STATED GOAL -
Every record should be written out exactly, please.
═══ STORED RECORDS
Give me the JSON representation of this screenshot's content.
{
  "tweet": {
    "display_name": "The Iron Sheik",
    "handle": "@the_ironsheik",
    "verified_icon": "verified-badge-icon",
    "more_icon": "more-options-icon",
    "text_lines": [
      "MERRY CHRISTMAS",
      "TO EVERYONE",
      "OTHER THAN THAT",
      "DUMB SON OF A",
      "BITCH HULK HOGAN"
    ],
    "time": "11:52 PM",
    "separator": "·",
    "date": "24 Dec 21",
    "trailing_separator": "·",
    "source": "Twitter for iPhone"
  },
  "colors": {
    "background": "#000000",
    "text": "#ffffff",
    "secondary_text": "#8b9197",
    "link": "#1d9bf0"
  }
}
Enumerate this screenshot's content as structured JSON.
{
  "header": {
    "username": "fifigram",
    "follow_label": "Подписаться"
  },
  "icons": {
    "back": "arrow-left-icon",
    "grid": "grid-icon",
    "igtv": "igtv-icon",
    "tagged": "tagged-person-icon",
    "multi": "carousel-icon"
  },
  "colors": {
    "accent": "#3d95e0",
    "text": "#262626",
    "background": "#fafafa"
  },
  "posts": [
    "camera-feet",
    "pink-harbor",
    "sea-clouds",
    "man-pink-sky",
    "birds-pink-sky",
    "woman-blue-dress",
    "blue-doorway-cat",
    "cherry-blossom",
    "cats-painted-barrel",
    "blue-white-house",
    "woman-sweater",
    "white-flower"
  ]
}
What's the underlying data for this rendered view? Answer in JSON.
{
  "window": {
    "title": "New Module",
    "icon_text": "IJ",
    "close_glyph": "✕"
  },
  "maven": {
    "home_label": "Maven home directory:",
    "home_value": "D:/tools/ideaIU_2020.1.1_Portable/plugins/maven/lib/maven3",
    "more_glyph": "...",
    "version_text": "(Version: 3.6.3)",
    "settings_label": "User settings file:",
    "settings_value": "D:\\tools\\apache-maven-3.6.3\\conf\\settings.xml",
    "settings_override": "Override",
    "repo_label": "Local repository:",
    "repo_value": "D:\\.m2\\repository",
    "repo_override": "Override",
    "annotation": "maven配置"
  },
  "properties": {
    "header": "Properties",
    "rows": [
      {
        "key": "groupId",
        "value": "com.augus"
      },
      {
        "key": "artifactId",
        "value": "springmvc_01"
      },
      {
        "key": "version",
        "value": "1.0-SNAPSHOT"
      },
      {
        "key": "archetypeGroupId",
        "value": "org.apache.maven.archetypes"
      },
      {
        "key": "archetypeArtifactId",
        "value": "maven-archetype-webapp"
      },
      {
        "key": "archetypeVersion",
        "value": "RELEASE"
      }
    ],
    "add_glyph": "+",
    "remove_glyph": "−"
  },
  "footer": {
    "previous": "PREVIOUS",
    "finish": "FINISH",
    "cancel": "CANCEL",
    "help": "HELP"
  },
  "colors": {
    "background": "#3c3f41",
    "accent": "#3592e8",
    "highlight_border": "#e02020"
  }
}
══════
ANSWER TO THE EXERCISE -
Give me the JSON representation of this screenshot's content.
{
  "tweet": {
    "display_name": "The Iron Sheik",
    "handle": "@the_ironsheik",
    "verified_icon": "verified-badge-icon",
    "more_icon": "more-options-icon",
    "text_lines": [
      "MERRY CHRISTMAS",
      "TO EVERYONE",
      "OTHER THAN THAT",
      "DUMB SON OF A",
      "BITCH HULK HOGAN"
    ],
    "time": "11:52 PM",
    "separator": "·",
    "date": "24 Dec 21",
    "trailing_separator": "·",
    "source": "Twitter for iPhone"
  },
  "colors": {
    "background": "#000000",
    "text": "#ffffff",
    "secondary_text": "#8b9197",
    "link": "#1d9bf0"
  }
}
Enumerate this screenshot's content as structured JSON.
{
  "header": {
    "username": "fifigram",
    "follow_label": "Подписаться"
  },
  "icons": {
    "back": "arrow-left-icon",
    "grid": "grid-icon",
    "igtv": "igtv-icon",
    "tagged": "tagged-person-icon",
    "multi": "carousel-icon"
  },
  "colors": {
    "accent": "#3d95e0",
    "text": "#262626",
    "background": "#fafafa"
  },
  "posts": [
    "camera-feet",
    "pink-harbor",
    "sea-clouds",
    "man-pink-sky",
    "birds-pink-sky",
    "woman-blue-dress",
    "blue-doorway-cat",
    "cherry-blossom",
    "cats-painted-barrel",
    "blue-white-house",
    "woman-sweater",
    "white-flower"
  ]
}
What's the underlying data for this rendered view? Answer in JSON.
{
  "window": {
    "title": "New Module",
    "icon_text": "IJ",
    "close_glyph": "✕"
  },
  "maven": {
    "home_label": "Maven home directory:",
    "home_value": "D:/tools/ideaIU_2020.1.1_Portable/plugins/maven/lib/maven3",
    "more_glyph": "...",
    "version_text": "(Version: 3.6.3)",
    "settings_label": "User settings file:",
    "settings_value": "D:\\tools\\apache-maven-3.6.3\\conf\\settings.xml",
    "settings_override": "Override",
    "repo_label": "Local repository:",
    "repo_value": "D:\\.m2\\repository",
    "repo_override": "Override",
    "annotation": "maven配置"
  },
  "properties": {
    "header": "Properties",
    "rows": [
      {
        "key": "groupId",
        "value": "com.augus"
      },
      {
        "key": "artifactId",
        "value": "springmvc_01"
      },
      {
        "key": "version",
        "value": "1.0-SNAPSHOT"
      },
      {
        "key": "archetypeGroupId",
        "value": "org.apache.maven.archetypes"
      },
      {
        "key": "archetypeArtifactId",
        "value": "maven-archetype-webapp"
      },
      {
        "key": "archetypeVersion",
        "value": "RELEASE"
      }
    ],
    "add_glyph": "+",
    "remove_glyph": "−"
  },
  "footer": {
    "previous": "PREVIOUS",
    "finish": "FINISH",
    "cancel": "CANCEL",
    "help": "HELP"
  },
  "colors": {
    "background": "#3c3f41",
    "accent": "#3592e8",
    "highlight_border": "#e02020"
  }
}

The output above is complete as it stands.